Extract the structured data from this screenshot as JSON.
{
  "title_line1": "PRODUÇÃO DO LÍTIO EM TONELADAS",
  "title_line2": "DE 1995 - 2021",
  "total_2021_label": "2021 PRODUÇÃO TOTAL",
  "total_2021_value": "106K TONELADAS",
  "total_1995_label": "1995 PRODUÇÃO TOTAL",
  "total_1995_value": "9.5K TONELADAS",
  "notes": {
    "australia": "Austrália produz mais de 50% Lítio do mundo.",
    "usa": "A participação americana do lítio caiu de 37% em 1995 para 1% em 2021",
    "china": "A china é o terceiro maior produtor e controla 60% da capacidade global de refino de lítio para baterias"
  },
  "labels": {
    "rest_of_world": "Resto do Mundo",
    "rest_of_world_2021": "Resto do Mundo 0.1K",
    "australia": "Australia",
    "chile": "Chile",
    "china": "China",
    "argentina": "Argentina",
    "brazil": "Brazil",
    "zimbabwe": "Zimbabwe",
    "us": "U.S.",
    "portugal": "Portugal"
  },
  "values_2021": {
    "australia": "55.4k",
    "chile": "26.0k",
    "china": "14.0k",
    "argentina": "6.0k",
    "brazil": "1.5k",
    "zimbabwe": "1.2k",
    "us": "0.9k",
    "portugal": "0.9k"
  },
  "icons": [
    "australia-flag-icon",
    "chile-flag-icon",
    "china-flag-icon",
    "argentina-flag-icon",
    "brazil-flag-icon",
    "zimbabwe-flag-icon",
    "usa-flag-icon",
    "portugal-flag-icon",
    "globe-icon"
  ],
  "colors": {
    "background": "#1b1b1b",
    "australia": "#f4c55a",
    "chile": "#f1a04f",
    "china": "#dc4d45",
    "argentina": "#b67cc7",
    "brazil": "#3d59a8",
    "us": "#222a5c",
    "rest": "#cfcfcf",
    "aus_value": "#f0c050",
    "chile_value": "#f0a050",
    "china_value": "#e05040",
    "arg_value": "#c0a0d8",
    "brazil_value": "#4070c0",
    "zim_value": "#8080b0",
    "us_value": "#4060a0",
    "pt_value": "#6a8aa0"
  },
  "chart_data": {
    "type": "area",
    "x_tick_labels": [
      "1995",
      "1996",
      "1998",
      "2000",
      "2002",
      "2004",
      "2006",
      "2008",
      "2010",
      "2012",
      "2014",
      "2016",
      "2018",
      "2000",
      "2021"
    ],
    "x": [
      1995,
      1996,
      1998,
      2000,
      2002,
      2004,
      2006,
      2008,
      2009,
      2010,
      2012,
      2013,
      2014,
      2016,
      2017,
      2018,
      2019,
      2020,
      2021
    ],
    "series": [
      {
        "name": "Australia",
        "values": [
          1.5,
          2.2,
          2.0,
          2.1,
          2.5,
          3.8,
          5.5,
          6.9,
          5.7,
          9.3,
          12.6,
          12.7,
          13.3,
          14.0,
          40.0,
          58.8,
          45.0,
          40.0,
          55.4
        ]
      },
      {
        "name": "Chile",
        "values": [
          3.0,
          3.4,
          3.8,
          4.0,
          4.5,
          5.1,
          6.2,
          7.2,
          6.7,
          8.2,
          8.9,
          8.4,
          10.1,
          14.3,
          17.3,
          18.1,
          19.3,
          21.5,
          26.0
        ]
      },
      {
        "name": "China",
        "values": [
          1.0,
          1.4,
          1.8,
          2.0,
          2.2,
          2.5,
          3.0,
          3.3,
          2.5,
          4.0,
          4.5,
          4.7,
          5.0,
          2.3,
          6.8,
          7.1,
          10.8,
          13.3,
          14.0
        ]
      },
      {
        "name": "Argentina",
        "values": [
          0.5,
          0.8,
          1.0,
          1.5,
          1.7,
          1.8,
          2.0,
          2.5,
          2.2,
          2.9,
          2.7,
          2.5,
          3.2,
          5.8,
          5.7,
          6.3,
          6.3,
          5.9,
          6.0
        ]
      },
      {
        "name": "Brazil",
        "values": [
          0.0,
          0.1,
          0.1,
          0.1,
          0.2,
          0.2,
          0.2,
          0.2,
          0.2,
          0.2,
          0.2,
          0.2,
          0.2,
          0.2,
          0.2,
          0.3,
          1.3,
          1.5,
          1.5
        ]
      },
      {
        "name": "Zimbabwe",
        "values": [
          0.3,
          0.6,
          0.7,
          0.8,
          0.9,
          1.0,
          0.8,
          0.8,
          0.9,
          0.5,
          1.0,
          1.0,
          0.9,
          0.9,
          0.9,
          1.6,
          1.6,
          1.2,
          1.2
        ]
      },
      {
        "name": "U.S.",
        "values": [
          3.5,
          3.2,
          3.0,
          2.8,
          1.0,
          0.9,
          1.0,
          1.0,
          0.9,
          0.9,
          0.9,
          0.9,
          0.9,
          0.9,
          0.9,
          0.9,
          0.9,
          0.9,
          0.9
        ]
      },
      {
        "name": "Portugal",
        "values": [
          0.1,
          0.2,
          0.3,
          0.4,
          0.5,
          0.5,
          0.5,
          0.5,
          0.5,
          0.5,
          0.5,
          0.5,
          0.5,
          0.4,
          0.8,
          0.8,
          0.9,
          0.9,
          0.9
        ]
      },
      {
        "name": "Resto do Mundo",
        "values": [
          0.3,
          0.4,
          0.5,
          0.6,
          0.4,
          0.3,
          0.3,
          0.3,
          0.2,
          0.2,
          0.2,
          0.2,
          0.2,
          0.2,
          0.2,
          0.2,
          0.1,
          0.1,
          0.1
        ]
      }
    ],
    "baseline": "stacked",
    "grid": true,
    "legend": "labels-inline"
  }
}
········
§ **What to work on**
State how many lines of the listing above include the word "name". Give nothing but the number.

§ **Exercise answer**
9